▶ **Requests**:
- A) Under which statute did the appellant file his petition, according to the case summary?
- B) Reproduce the case summary's wording from "Description: Keyon Paylor" up to and including "have pled guilty.".

▶ **Excerpt provided**:
------

United States of America v. Keyon Paylon

Case Number: 19-7861

Judge: Before GREGORY and THACKER, Circuit Judges, and FLOYD, Senior Circuit Judge.


Plaintiff's Attorney: Peter Jeffrey Martinez

Defendant's Attorney: Debra Loevy

Description: Keyon Paylor (“Appellant”) filed a petition pursuant to 18 U.S.C. § 2255, seeking
to vacate his conviction for being a felon in possession of a firearm and asserting that his
guilty plea was not knowing and voluntary. Specifically, Appellant contends that the law
enforcement officers involved in his arrest planted the firearm and stole thousands of
dollars from him and that his plea was induced as a result of egregious law enforcement
misconduct. Appellant asserts that had he known about the rampant, widespread
misconduct of now-disgraced Detective Daniel Hersl (“Detective Hersl”), he would not
have pled guilty.

------

▶ **Dataset**:
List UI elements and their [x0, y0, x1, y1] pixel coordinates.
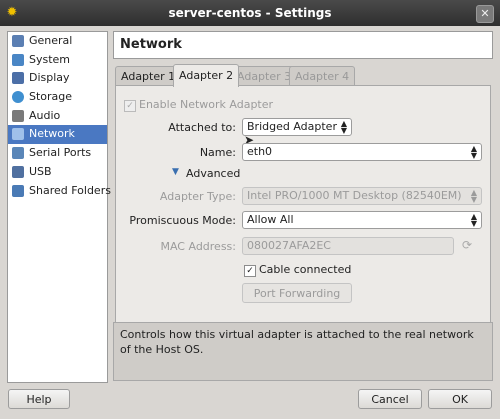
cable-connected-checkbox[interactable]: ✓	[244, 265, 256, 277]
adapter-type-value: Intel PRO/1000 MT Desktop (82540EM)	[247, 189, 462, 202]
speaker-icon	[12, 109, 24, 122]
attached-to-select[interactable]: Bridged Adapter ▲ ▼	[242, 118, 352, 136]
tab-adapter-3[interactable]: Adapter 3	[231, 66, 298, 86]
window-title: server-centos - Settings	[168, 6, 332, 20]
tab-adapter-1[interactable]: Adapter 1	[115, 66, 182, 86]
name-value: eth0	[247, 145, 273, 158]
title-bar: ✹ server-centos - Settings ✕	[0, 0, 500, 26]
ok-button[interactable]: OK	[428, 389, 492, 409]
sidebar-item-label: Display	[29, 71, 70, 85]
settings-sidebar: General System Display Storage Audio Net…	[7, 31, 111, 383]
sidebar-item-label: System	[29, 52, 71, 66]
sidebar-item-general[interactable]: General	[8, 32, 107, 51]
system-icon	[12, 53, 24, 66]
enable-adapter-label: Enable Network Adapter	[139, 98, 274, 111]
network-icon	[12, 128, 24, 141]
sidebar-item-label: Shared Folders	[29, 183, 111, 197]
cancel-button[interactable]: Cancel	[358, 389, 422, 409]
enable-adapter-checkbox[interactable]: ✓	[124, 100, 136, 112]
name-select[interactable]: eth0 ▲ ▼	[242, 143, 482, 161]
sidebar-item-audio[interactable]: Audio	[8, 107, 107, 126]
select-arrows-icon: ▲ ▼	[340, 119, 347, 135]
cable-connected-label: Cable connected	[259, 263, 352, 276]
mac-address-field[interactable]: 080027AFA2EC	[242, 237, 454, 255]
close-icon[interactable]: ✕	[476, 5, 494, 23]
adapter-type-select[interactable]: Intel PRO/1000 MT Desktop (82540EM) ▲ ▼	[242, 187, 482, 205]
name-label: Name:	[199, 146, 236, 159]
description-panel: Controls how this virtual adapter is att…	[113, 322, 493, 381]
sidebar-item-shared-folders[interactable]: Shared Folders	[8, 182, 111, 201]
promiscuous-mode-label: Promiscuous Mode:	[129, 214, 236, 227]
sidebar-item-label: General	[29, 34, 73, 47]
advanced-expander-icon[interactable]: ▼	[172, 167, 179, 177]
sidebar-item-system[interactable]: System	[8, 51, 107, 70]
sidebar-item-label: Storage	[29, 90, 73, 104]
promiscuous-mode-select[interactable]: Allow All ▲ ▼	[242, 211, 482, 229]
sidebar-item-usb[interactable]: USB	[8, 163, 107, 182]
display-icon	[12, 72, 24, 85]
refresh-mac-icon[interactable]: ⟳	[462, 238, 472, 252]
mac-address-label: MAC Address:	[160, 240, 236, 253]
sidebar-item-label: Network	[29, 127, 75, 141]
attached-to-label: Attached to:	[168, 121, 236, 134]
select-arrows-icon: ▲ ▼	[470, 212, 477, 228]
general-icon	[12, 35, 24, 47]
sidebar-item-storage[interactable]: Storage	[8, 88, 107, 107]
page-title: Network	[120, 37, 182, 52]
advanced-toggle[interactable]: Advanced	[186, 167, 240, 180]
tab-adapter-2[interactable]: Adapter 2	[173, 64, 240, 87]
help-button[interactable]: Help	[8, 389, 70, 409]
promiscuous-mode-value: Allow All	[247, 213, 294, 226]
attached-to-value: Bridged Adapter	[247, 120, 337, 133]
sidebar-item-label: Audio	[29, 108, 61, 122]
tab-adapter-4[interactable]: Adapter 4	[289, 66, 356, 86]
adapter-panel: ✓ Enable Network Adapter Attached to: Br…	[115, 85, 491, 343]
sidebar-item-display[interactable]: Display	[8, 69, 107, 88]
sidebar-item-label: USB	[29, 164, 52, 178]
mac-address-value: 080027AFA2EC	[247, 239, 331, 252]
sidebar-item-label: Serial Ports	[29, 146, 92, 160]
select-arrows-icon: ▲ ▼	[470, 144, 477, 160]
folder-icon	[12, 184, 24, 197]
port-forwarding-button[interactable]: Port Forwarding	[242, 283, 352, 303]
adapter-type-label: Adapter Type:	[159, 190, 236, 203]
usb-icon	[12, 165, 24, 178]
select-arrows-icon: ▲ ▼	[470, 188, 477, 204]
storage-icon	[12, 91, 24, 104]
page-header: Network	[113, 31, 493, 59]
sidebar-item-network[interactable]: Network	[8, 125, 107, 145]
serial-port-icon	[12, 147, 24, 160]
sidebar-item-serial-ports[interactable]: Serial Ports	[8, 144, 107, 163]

------

▶ **Final answers**:
- A) 18 U.S.C. § 2255

- B)
Description: Keyon Paylor (“Appellant”) filed a petition pursuant to 18 U.S.C. § 2255, seeking
to vacate his conviction for being a felon in possession of a firearm and asserting that his
guilty plea was not knowing and voluntary. Specifically, Appellant contends that the law
enforcement officers involved in his arrest planted the firearm and stole thousands of
dollars from him and that his plea was induced as a result of egregious law enforcement
misconduct. Appellant asserts that had he known about the rampant, widespread
misconduct of now-disgraced Detective Daniel Hersl (“Detective Hersl”), he would not
have pled guilty.